**Written problem:** Reproduce every row below character for character, and leave out any pictures.

**Recorded information:**
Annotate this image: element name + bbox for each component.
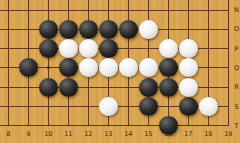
black-stone bbox=[99, 39, 118, 58]
white-stone bbox=[119, 58, 138, 77]
black-stone bbox=[19, 58, 38, 77]
black-stone bbox=[99, 20, 118, 39]
black-stone bbox=[39, 20, 58, 39]
black-stone bbox=[59, 58, 78, 77]
black-stone bbox=[59, 20, 78, 39]
white-stone bbox=[139, 20, 158, 39]
white-stone bbox=[79, 39, 98, 58]
black-stone bbox=[39, 39, 58, 58]
black-stone bbox=[39, 78, 58, 97]
white-stone bbox=[79, 58, 98, 77]
black-stone bbox=[179, 97, 198, 116]
white-stone bbox=[159, 39, 178, 58]
black-stone bbox=[79, 20, 98, 39]
white-stone bbox=[59, 39, 78, 58]
white-stone bbox=[199, 97, 218, 116]
go-board[interactable]: 8910111213141516171819NOPQRST bbox=[0, 0, 240, 143]
white-stone bbox=[179, 58, 198, 77]
stones-layer bbox=[0, 0, 238, 135]
black-stone bbox=[139, 97, 158, 116]
white-stone bbox=[99, 58, 118, 77]
black-stone bbox=[159, 116, 178, 135]
white-stone bbox=[99, 97, 118, 116]
white-stone bbox=[179, 78, 198, 97]
white-stone bbox=[179, 39, 198, 58]
black-stone bbox=[59, 78, 78, 97]
black-stone bbox=[119, 20, 138, 39]
black-stone bbox=[139, 78, 158, 97]
black-stone bbox=[159, 78, 178, 97]
white-stone bbox=[139, 58, 158, 77]
black-stone bbox=[159, 58, 178, 77]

**Reply to the task:**
Annotate this image: element name + bbox for each component.
black-stone bbox=[99, 39, 118, 58]
white-stone bbox=[119, 58, 138, 77]
black-stone bbox=[19, 58, 38, 77]
black-stone bbox=[99, 20, 118, 39]
black-stone bbox=[39, 20, 58, 39]
black-stone bbox=[59, 58, 78, 77]
black-stone bbox=[59, 20, 78, 39]
white-stone bbox=[139, 20, 158, 39]
white-stone bbox=[79, 39, 98, 58]
black-stone bbox=[39, 39, 58, 58]
black-stone bbox=[39, 78, 58, 97]
white-stone bbox=[79, 58, 98, 77]
black-stone bbox=[179, 97, 198, 116]
white-stone bbox=[159, 39, 178, 58]
black-stone bbox=[79, 20, 98, 39]
white-stone bbox=[59, 39, 78, 58]
white-stone bbox=[199, 97, 218, 116]
go-board[interactable]: 8910111213141516171819NOPQRST bbox=[0, 0, 240, 143]
white-stone bbox=[179, 58, 198, 77]
stones-layer bbox=[0, 0, 238, 135]
black-stone bbox=[139, 97, 158, 116]
white-stone bbox=[99, 58, 118, 77]
black-stone bbox=[159, 116, 178, 135]
white-stone bbox=[99, 97, 118, 116]
white-stone bbox=[179, 78, 198, 97]
white-stone bbox=[179, 39, 198, 58]
black-stone bbox=[59, 78, 78, 97]
black-stone bbox=[119, 20, 138, 39]
black-stone bbox=[139, 78, 158, 97]
black-stone bbox=[159, 78, 178, 97]
white-stone bbox=[139, 58, 158, 77]
black-stone bbox=[159, 58, 178, 77]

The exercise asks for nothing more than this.